*What needs to be done*
Copy each line exactly. Leave nothing out.

*-*-*

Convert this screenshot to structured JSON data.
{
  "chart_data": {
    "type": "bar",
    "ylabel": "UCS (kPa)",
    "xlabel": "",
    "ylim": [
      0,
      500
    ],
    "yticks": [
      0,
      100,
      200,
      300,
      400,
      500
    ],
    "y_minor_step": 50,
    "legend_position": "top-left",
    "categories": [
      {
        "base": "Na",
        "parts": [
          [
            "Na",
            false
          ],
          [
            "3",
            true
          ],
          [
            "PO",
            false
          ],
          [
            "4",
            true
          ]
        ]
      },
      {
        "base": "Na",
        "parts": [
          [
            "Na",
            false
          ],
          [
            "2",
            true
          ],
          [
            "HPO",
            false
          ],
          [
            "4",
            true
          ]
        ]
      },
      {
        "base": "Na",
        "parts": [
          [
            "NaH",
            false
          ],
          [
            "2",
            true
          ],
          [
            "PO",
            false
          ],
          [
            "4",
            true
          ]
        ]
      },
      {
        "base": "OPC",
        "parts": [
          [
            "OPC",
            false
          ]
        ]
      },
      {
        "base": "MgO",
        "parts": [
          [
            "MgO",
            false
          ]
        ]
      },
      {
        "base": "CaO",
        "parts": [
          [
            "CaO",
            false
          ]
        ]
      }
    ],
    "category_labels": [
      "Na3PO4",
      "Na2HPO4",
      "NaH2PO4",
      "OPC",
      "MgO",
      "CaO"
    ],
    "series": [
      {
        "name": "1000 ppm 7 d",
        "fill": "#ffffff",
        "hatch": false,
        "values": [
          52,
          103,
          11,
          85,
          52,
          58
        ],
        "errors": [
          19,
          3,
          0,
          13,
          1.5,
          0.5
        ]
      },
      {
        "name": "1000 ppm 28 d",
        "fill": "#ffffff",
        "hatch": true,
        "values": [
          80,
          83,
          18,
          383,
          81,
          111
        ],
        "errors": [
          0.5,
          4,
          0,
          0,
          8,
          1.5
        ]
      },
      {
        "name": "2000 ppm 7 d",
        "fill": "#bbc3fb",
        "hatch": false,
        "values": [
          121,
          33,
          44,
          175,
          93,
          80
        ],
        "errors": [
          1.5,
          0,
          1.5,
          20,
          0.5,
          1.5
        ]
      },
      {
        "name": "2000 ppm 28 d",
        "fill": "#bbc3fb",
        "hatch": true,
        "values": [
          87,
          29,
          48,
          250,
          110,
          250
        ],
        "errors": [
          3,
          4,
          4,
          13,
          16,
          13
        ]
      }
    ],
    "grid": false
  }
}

*-*-*

*Task output*
Convert this screenshot to structured JSON data.
{
  "chart_data": {
    "type": "bar",
    "ylabel": "UCS (kPa)",
    "xlabel": "",
    "ylim": [
      0,
      500
    ],
    "yticks": [
      0,
      100,
      200,
      300,
      400,
      500
    ],
    "y_minor_step": 50,
    "legend_position": "top-left",
    "categories": [
      {
        "base": "Na",
        "parts": [
          [
            "Na",
            false
          ],
          [
            "3",
            true
          ],
          [
            "PO",
            false
          ],
          [
            "4",
            true
          ]
        ]
      },
      {
        "base": "Na",
        "parts": [
          [
            "Na",
            false
          ],
          [
            "2",
            true
          ],
          [
            "HPO",
            false
          ],
          [
            "4",
            true
          ]
        ]
      },
      {
        "base": "Na",
        "parts": [
          [
            "NaH",
            false
          ],
          [
            "2",
            true
          ],
          [
            "PO",
            false
          ],
          [
            "4",
            true
          ]
        ]
      },
      {
        "base": "OPC",
        "parts": [
          [
            "OPC",
            false
          ]
        ]
      },
      {
        "base": "MgO",
        "parts": [
          [
            "MgO",
            false
          ]
        ]
      },
      {
        "base": "CaO",
        "parts": [
          [
            "CaO",
            false
          ]
        ]
      }
    ],
    "category_labels": [
      "Na3PO4",
      "Na2HPO4",
      "NaH2PO4",
      "OPC",
      "MgO",
      "CaO"
    ],
    "series": [
      {
        "name": "1000 ppm 7 d",
        "fill": "#ffffff",
        "hatch": false,
        "values": [
          52,
          103,
          11,
          85,
          52,
          58
        ],
        "errors": [
          19,
          3,
          0,
          13,
          1.5,
          0.5
        ]
      },
      {
        "name": "1000 ppm 28 d",
        "fill": "#ffffff",
        "hatch": true,
        "values": [
          80,
          83,
          18,
          383,
          81,
          111
        ],
        "errors": [
          0.5,
          4,
          0,
          0,
          8,
          1.5
        ]
      },
      {
        "name": "2000 ppm 7 d",
        "fill": "#bbc3fb",
        "hatch": false,
        "values": [
          121,
          33,
          44,
          175,
          93,
          80
        ],
        "errors": [
          1.5,
          0,
          1.5,
          20,
          0.5,
          1.5
        ]
      },
      {
        "name": "2000 ppm 28 d",
        "fill": "#bbc3fb",
        "hatch": true,
        "values": [
          87,
          29,
          48,
          250,
          110,
          250
        ],
        "errors": [
          3,
          4,
          4,
          13,
          16,
          13
        ]
      }
    ],
    "grid": false
  }
}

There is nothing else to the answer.